Supplied data:
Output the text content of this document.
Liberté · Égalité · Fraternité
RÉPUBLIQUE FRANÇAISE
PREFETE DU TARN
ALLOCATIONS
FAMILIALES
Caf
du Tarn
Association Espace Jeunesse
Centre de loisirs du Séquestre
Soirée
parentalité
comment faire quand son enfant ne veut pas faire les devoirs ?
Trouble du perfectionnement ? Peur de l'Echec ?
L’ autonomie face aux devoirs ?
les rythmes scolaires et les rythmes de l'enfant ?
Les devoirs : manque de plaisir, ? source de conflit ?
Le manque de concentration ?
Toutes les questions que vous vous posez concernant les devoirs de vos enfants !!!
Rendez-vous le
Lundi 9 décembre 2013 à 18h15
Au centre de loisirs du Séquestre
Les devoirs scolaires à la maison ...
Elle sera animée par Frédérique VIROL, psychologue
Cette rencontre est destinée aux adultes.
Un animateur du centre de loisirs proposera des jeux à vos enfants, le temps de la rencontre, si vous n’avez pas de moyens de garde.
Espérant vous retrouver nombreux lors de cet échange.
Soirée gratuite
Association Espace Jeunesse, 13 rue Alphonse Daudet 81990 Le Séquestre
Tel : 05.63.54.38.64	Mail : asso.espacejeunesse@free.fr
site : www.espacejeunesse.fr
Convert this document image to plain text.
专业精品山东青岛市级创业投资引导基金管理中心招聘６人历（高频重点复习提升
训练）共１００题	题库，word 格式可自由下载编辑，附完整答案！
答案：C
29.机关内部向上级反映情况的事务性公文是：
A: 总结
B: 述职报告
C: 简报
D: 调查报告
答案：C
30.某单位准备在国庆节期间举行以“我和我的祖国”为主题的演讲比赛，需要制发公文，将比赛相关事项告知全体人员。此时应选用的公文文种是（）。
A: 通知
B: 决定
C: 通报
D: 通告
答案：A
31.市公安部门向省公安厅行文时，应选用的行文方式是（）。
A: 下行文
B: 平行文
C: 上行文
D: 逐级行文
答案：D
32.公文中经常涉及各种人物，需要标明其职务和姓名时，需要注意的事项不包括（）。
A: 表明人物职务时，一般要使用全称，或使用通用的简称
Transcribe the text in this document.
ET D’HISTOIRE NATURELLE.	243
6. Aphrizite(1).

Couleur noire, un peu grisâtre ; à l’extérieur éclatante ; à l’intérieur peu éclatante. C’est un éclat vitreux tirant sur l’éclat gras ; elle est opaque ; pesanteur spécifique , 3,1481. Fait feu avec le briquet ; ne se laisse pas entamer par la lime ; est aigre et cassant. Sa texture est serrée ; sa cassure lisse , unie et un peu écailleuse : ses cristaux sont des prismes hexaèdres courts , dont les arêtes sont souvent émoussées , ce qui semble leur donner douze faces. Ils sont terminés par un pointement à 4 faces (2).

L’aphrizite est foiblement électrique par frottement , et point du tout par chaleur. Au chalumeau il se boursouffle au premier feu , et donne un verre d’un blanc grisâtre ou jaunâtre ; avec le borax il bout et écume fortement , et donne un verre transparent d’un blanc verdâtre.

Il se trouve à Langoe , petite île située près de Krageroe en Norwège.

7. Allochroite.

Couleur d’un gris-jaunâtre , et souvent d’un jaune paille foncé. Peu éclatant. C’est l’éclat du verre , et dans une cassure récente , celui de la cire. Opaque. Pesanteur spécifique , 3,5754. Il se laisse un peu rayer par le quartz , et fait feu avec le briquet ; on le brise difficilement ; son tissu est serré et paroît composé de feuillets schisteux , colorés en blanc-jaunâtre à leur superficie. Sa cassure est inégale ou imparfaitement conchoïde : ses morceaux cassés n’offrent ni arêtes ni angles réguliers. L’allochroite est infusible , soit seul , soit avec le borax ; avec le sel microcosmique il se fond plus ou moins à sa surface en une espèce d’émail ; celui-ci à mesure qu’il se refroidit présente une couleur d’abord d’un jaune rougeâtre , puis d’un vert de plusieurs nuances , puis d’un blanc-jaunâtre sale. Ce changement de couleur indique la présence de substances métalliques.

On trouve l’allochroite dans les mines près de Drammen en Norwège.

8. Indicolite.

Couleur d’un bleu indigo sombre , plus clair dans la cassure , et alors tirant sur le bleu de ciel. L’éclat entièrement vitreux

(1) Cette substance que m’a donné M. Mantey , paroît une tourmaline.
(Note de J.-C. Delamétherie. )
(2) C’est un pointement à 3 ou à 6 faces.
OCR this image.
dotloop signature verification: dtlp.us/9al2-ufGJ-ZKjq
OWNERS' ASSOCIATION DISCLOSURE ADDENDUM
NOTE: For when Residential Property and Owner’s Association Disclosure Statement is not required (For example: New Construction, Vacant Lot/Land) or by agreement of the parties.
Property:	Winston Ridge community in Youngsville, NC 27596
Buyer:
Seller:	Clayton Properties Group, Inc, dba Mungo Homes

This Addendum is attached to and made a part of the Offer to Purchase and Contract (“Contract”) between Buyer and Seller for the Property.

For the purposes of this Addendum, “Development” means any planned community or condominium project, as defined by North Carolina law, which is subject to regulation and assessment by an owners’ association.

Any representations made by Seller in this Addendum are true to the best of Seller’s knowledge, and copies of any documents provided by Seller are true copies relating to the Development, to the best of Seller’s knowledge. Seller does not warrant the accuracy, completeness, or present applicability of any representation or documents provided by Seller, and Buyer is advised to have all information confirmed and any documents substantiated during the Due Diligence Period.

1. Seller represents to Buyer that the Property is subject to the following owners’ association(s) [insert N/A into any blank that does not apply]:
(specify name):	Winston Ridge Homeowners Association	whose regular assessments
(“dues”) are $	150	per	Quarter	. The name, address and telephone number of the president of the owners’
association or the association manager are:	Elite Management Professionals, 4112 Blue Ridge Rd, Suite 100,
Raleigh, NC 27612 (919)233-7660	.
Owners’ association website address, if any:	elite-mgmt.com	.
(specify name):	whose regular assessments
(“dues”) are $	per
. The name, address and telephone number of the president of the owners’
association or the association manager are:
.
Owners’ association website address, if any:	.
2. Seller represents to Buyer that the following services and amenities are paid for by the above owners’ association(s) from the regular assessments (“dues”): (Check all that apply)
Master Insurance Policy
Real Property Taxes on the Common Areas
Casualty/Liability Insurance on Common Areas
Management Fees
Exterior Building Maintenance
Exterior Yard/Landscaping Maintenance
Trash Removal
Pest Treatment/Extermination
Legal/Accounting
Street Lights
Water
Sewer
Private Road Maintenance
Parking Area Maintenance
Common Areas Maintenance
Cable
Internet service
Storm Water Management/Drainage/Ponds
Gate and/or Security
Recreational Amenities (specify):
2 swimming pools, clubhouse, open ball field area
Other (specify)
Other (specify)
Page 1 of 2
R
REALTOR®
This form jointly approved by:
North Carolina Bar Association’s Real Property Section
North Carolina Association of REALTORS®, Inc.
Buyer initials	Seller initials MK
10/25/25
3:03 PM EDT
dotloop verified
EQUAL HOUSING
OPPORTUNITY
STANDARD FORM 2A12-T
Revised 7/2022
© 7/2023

The exercise:
Work out how many lines in the records above hold the string "Exterior", then give only that count.

Exercise response:
2